**** Page

This caught my attention:

> ->  Parallel Seq Scan on pricescope_items  (cost=0.00..1027794.01 rows=3277101 width=522) (actual
time=0.753..41654.507rows=2621681 loops=3) 

Why does it take over 41 seconds to read a table with less than
3 million rows?  Are the rows so large?  Is the tabe bloated?
What is the size of the table as measured with pg_relation_size()
and pg_table_size()?

Yours,
Laurenz Albe

Re: Optimizing count(), but Explain estimates wildly off

From

Chema

Date:

04 March 2024, 19:13:56

> -> Parallel Seq Scan on pricescope_items (cost=0.00..1027794.01 rows=3277101 width=522) (actual time=0.753..41654.507 rows=2621681 loops=3)

Why does it take over 41 seconds to read a table with less than
3 million rows? Are the rows so large? Is the tabe bloated?
What is the size of the table as measured with pg_relation_size()
and pg_table_size()?

There's one JSON column in each table with a couple fields, and a column with long texts in Items.

-- pg_table_size, pg_relation_size, pg_indexes_size, rows
name	table_size	relation_size	index_size	row_estimate
tenders	1,775,222,784		1,630,461,952	3,815,567
items	8,158,773,248		6,052,470,784	7,865,043

check_postgres gave a 1.4 bloat score to tenders, 1.9 to items. I had a duplicate index on transaction_id (one hand made, other from the unique constraint) and other text column indexes with 0.3-0.5 bloat scores. After Vacuum Full Analyze; sizes are greatly reduced, specially Items:

-- pg_table_size, pg_relation_size, pg_indexes_size, rows
name	table_size	relation_size	index_size	row_estimate
tenders	1,203,445,760	1,203,421,184	500,482,048	3,815,567
items	4,436,189,184	4,430,790,656	2,326,118,400	7,865,043

There were a couple mass deletions which probably caused the bloating. Autovacuum is on defaults, but I guess it doesn't take care of that. Still, performance seems about the same.

********
**** Provided information

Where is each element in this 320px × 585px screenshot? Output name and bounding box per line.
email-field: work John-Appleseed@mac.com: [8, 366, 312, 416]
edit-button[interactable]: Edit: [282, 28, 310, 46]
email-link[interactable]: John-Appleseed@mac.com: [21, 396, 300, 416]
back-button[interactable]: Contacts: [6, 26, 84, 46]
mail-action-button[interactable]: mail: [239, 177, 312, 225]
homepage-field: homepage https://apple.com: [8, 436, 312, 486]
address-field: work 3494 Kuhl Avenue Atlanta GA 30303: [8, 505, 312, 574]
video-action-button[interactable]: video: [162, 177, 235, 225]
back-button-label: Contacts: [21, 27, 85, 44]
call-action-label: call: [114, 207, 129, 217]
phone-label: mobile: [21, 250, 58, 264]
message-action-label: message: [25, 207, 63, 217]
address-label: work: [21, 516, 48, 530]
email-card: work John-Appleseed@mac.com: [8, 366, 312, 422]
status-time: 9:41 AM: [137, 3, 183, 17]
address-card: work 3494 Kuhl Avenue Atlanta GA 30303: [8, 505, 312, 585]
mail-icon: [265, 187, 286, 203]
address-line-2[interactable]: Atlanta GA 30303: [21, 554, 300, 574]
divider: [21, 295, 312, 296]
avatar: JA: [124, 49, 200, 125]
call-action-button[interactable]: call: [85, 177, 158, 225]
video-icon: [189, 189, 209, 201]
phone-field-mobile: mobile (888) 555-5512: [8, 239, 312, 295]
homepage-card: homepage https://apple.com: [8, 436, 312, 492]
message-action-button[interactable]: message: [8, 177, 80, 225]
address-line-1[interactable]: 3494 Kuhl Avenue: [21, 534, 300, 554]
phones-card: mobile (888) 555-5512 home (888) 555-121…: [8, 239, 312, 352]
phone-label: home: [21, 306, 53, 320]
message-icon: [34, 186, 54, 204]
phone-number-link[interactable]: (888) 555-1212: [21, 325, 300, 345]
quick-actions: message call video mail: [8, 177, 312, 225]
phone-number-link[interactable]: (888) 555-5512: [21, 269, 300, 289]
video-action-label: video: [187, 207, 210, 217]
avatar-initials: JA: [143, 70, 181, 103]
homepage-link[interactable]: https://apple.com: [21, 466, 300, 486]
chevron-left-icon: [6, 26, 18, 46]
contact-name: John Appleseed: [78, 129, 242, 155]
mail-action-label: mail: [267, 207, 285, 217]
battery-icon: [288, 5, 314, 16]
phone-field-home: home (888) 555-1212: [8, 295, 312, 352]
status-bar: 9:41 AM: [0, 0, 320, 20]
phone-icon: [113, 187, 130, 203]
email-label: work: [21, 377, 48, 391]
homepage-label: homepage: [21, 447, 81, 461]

********

Exercise
What bloat score does the forum thread report that check_postgres assigned to the items table? The records have nothing to do with the forum thread.

Correct answer
1.9